Records about charts and figures
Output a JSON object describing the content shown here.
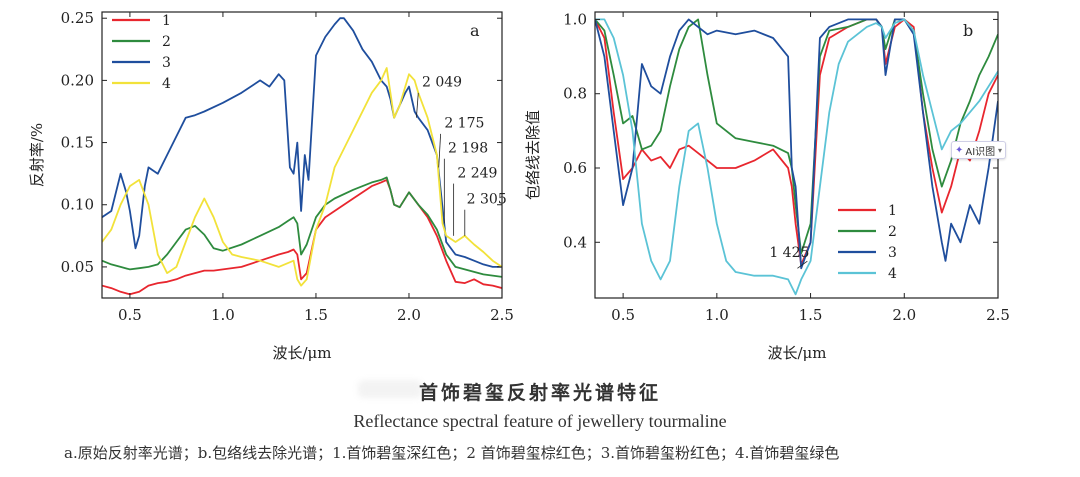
{
  "chart_data": [
    {
      "panel": "a",
      "type": "line",
      "xlabel": "波长/μm",
      "ylabel": "反射率/%",
      "xlim": [
        0.35,
        2.5
      ],
      "ylim": [
        0.025,
        0.255
      ],
      "xticks": [
        {
          "v": 0.5,
          "label": "0.5"
        },
        {
          "v": 1.0,
          "label": "1.0"
        },
        {
          "v": 1.5,
          "label": "1.5"
        },
        {
          "v": 2.0,
          "label": "2.0"
        },
        {
          "v": 2.5,
          "label": "2.5"
        }
      ],
      "yticks": [
        {
          "v": 0.05,
          "label": "0.05"
        },
        {
          "v": 0.1,
          "label": "0.10"
        },
        {
          "v": 0.15,
          "label": "0.15"
        },
        {
          "v": 0.2,
          "label": "0.20"
        },
        {
          "v": 0.25,
          "label": "0.25"
        }
      ],
      "legend_position": "top-left",
      "series": [
        {
          "name": "1",
          "color": "#e8262e",
          "x": [
            0.35,
            0.4,
            0.45,
            0.5,
            0.55,
            0.6,
            0.65,
            0.7,
            0.75,
            0.8,
            0.85,
            0.9,
            0.95,
            1.0,
            1.1,
            1.2,
            1.3,
            1.35,
            1.38,
            1.4,
            1.42,
            1.45,
            1.5,
            1.55,
            1.6,
            1.7,
            1.8,
            1.85,
            1.88,
            1.9,
            1.92,
            1.95,
            2.0,
            2.05,
            2.1,
            2.15,
            2.2,
            2.25,
            2.3,
            2.35,
            2.4,
            2.45,
            2.5
          ],
          "y": [
            0.035,
            0.033,
            0.03,
            0.028,
            0.03,
            0.035,
            0.037,
            0.038,
            0.04,
            0.043,
            0.045,
            0.047,
            0.047,
            0.048,
            0.05,
            0.055,
            0.06,
            0.062,
            0.064,
            0.06,
            0.04,
            0.045,
            0.08,
            0.09,
            0.095,
            0.105,
            0.115,
            0.118,
            0.12,
            0.112,
            0.1,
            0.098,
            0.11,
            0.1,
            0.09,
            0.075,
            0.055,
            0.038,
            0.037,
            0.04,
            0.036,
            0.035,
            0.033
          ]
        },
        {
          "name": "2",
          "color": "#2e8b3e",
          "x": [
            0.35,
            0.4,
            0.45,
            0.5,
            0.55,
            0.6,
            0.65,
            0.7,
            0.75,
            0.8,
            0.85,
            0.9,
            0.95,
            1.0,
            1.1,
            1.2,
            1.3,
            1.35,
            1.38,
            1.4,
            1.42,
            1.45,
            1.5,
            1.55,
            1.6,
            1.7,
            1.8,
            1.85,
            1.88,
            1.9,
            1.92,
            1.95,
            2.0,
            2.05,
            2.1,
            2.15,
            2.2,
            2.25,
            2.3,
            2.35,
            2.4,
            2.45,
            2.5
          ],
          "y": [
            0.055,
            0.052,
            0.05,
            0.048,
            0.049,
            0.05,
            0.052,
            0.06,
            0.07,
            0.08,
            0.083,
            0.076,
            0.065,
            0.063,
            0.068,
            0.075,
            0.082,
            0.087,
            0.09,
            0.085,
            0.06,
            0.068,
            0.09,
            0.1,
            0.105,
            0.112,
            0.118,
            0.12,
            0.122,
            0.112,
            0.1,
            0.098,
            0.11,
            0.1,
            0.092,
            0.08,
            0.06,
            0.05,
            0.048,
            0.046,
            0.044,
            0.043,
            0.042
          ]
        },
        {
          "name": "3",
          "color": "#1f4e9d",
          "x": [
            0.35,
            0.4,
            0.45,
            0.48,
            0.5,
            0.53,
            0.55,
            0.58,
            0.6,
            0.65,
            0.7,
            0.8,
            0.85,
            0.9,
            1.0,
            1.1,
            1.2,
            1.25,
            1.3,
            1.33,
            1.36,
            1.38,
            1.4,
            1.42,
            1.44,
            1.46,
            1.5,
            1.55,
            1.6,
            1.63,
            1.65,
            1.7,
            1.75,
            1.8,
            1.85,
            1.88,
            1.9,
            1.92,
            1.95,
            1.98,
            2.0,
            2.03,
            2.05,
            2.1,
            2.15,
            2.2,
            2.25,
            2.3,
            2.35,
            2.4,
            2.45,
            2.5
          ],
          "y": [
            0.09,
            0.095,
            0.125,
            0.11,
            0.095,
            0.065,
            0.075,
            0.115,
            0.13,
            0.125,
            0.14,
            0.17,
            0.172,
            0.175,
            0.182,
            0.19,
            0.2,
            0.195,
            0.205,
            0.2,
            0.13,
            0.125,
            0.15,
            0.095,
            0.14,
            0.12,
            0.22,
            0.235,
            0.245,
            0.25,
            0.25,
            0.24,
            0.225,
            0.215,
            0.2,
            0.195,
            0.185,
            0.17,
            0.18,
            0.19,
            0.195,
            0.175,
            0.17,
            0.16,
            0.14,
            0.07,
            0.06,
            0.058,
            0.055,
            0.052,
            0.05,
            0.05
          ]
        },
        {
          "name": "4",
          "color": "#f2e23a",
          "x": [
            0.35,
            0.4,
            0.45,
            0.5,
            0.55,
            0.6,
            0.65,
            0.7,
            0.75,
            0.8,
            0.85,
            0.9,
            0.95,
            1.0,
            1.05,
            1.1,
            1.2,
            1.3,
            1.38,
            1.4,
            1.42,
            1.45,
            1.5,
            1.55,
            1.6,
            1.7,
            1.8,
            1.85,
            1.88,
            1.9,
            1.92,
            1.95,
            2.0,
            2.03,
            2.05,
            2.1,
            2.15,
            2.18,
            2.2,
            2.25,
            2.3,
            2.35,
            2.4,
            2.45,
            2.5
          ],
          "y": [
            0.07,
            0.08,
            0.1,
            0.115,
            0.12,
            0.1,
            0.06,
            0.045,
            0.05,
            0.07,
            0.09,
            0.105,
            0.09,
            0.07,
            0.06,
            0.058,
            0.055,
            0.05,
            0.055,
            0.04,
            0.035,
            0.04,
            0.08,
            0.1,
            0.13,
            0.16,
            0.19,
            0.2,
            0.21,
            0.19,
            0.17,
            0.18,
            0.205,
            0.2,
            0.19,
            0.17,
            0.14,
            0.085,
            0.075,
            0.07,
            0.075,
            0.068,
            0.062,
            0.055,
            0.05
          ]
        }
      ],
      "annotations": [
        {
          "text": "2 049",
          "x": 2.07,
          "y": 0.195
        },
        {
          "text": "2 175",
          "x": 2.19,
          "y": 0.162
        },
        {
          "text": "2 198",
          "x": 2.21,
          "y": 0.142
        },
        {
          "text": "2 249",
          "x": 2.26,
          "y": 0.122
        },
        {
          "text": "2 305",
          "x": 2.31,
          "y": 0.101
        }
      ]
    },
    {
      "panel": "b",
      "type": "line",
      "xlabel": "波长/μm",
      "ylabel": "包络线去除值",
      "xlim": [
        0.35,
        2.5
      ],
      "ylim": [
        0.25,
        1.02
      ],
      "xticks": [
        {
          "v": 0.5,
          "label": "0.5"
        },
        {
          "v": 1.0,
          "label": "1.0"
        },
        {
          "v": 1.5,
          "label": "1.5"
        },
        {
          "v": 2.0,
          "label": "2.0"
        },
        {
          "v": 2.5,
          "label": "2.5"
        }
      ],
      "yticks": [
        {
          "v": 0.4,
          "label": "0.4"
        },
        {
          "v": 0.6,
          "label": "0.6"
        },
        {
          "v": 0.8,
          "label": "0.8"
        },
        {
          "v": 1.0,
          "label": "1.0"
        }
      ],
      "legend_position": "bottom-center",
      "series": [
        {
          "name": "1",
          "color": "#e8262e",
          "x": [
            0.35,
            0.4,
            0.45,
            0.5,
            0.55,
            0.6,
            0.65,
            0.7,
            0.75,
            0.8,
            0.85,
            0.9,
            0.95,
            1.0,
            1.1,
            1.2,
            1.3,
            1.38,
            1.4,
            1.42,
            1.45,
            1.5,
            1.55,
            1.6,
            1.7,
            1.8,
            1.85,
            1.88,
            1.9,
            1.95,
            2.0,
            2.05,
            2.1,
            2.15,
            2.2,
            2.25,
            2.3,
            2.35,
            2.4,
            2.45,
            2.5
          ],
          "y": [
            1.0,
            0.95,
            0.75,
            0.57,
            0.6,
            0.65,
            0.62,
            0.63,
            0.6,
            0.65,
            0.66,
            0.64,
            0.62,
            0.6,
            0.6,
            0.62,
            0.65,
            0.6,
            0.55,
            0.45,
            0.34,
            0.4,
            0.85,
            0.95,
            0.98,
            1.0,
            1.0,
            0.98,
            0.88,
            0.98,
            1.0,
            0.98,
            0.75,
            0.6,
            0.48,
            0.55,
            0.65,
            0.62,
            0.7,
            0.8,
            0.85
          ]
        },
        {
          "name": "2",
          "color": "#2e8b3e",
          "x": [
            0.35,
            0.4,
            0.45,
            0.5,
            0.55,
            0.6,
            0.65,
            0.7,
            0.75,
            0.8,
            0.85,
            0.9,
            0.95,
            1.0,
            1.1,
            1.2,
            1.3,
            1.38,
            1.4,
            1.42,
            1.45,
            1.5,
            1.55,
            1.6,
            1.7,
            1.8,
            1.85,
            1.88,
            1.9,
            1.95,
            2.0,
            2.05,
            2.1,
            2.15,
            2.2,
            2.25,
            2.3,
            2.35,
            2.4,
            2.45,
            2.5
          ],
          "y": [
            1.0,
            0.97,
            0.85,
            0.72,
            0.74,
            0.65,
            0.66,
            0.7,
            0.82,
            0.92,
            0.98,
            1.0,
            0.85,
            0.72,
            0.68,
            0.67,
            0.66,
            0.64,
            0.6,
            0.5,
            0.37,
            0.45,
            0.9,
            0.97,
            0.98,
            1.0,
            1.0,
            0.98,
            0.92,
            1.0,
            1.0,
            0.97,
            0.8,
            0.65,
            0.55,
            0.62,
            0.72,
            0.78,
            0.85,
            0.9,
            0.96
          ]
        },
        {
          "name": "3",
          "color": "#1f4e9d",
          "x": [
            0.35,
            0.4,
            0.45,
            0.5,
            0.55,
            0.6,
            0.65,
            0.7,
            0.75,
            0.8,
            0.85,
            0.9,
            0.95,
            1.0,
            1.1,
            1.2,
            1.3,
            1.38,
            1.4,
            1.42,
            1.45,
            1.5,
            1.55,
            1.6,
            1.7,
            1.8,
            1.85,
            1.88,
            1.9,
            1.95,
            2.0,
            2.05,
            2.1,
            2.15,
            2.2,
            2.22,
            2.25,
            2.3,
            2.35,
            2.4,
            2.45,
            2.5
          ],
          "y": [
            1.0,
            0.9,
            0.7,
            0.5,
            0.6,
            0.88,
            0.82,
            0.8,
            0.9,
            0.97,
            1.0,
            0.98,
            0.96,
            0.97,
            0.96,
            0.97,
            0.95,
            0.9,
            0.6,
            0.55,
            0.33,
            0.4,
            0.95,
            0.98,
            1.0,
            1.0,
            1.0,
            0.98,
            0.85,
            1.0,
            1.0,
            0.96,
            0.75,
            0.55,
            0.4,
            0.35,
            0.45,
            0.4,
            0.5,
            0.45,
            0.6,
            0.78
          ]
        },
        {
          "name": "4",
          "color": "#5bc3d6",
          "x": [
            0.35,
            0.4,
            0.45,
            0.5,
            0.55,
            0.6,
            0.65,
            0.7,
            0.75,
            0.8,
            0.85,
            0.9,
            0.95,
            1.0,
            1.05,
            1.1,
            1.2,
            1.3,
            1.38,
            1.4,
            1.42,
            1.45,
            1.5,
            1.55,
            1.6,
            1.65,
            1.7,
            1.8,
            1.85,
            1.88,
            1.9,
            1.95,
            2.0,
            2.05,
            2.1,
            2.15,
            2.2,
            2.25,
            2.3,
            2.35,
            2.4,
            2.45,
            2.5
          ],
          "y": [
            1.0,
            1.0,
            0.95,
            0.85,
            0.7,
            0.45,
            0.35,
            0.3,
            0.35,
            0.55,
            0.7,
            0.72,
            0.6,
            0.45,
            0.35,
            0.32,
            0.31,
            0.31,
            0.3,
            0.28,
            0.26,
            0.3,
            0.35,
            0.55,
            0.75,
            0.88,
            0.94,
            0.98,
            0.99,
            0.98,
            0.95,
            0.99,
            1.0,
            0.97,
            0.85,
            0.75,
            0.65,
            0.7,
            0.72,
            0.75,
            0.78,
            0.82,
            0.86
          ]
        }
      ],
      "annotations": [
        {
          "text": "1 425",
          "x": 1.28,
          "y": 0.36
        }
      ]
    }
  ],
  "caption": {
    "title_zh": "首饰碧玺反射率光谱特征",
    "title_en": "Reflectance spectral feature of jewellery tourmaline",
    "note": "a.原始反射率光谱；b.包络线去除光谱；1.首饰碧玺深红色；2 首饰碧玺棕红色；3.首饰碧玺粉红色；4.首饰碧玺绿色"
  },
  "overlay": {
    "ai_badge_label": "AI识图",
    "ai_badge_icon": "ai-sparkle-icon"
  }
}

SHORT EXERCISE
Copy every line of the listing containing the string "text".

ANSWER
          "text": "2 049",
          "text": "2 175",
          "text": "2 198",
          "text": "2 249",
          "text": "2 305",
          "text": "1 425",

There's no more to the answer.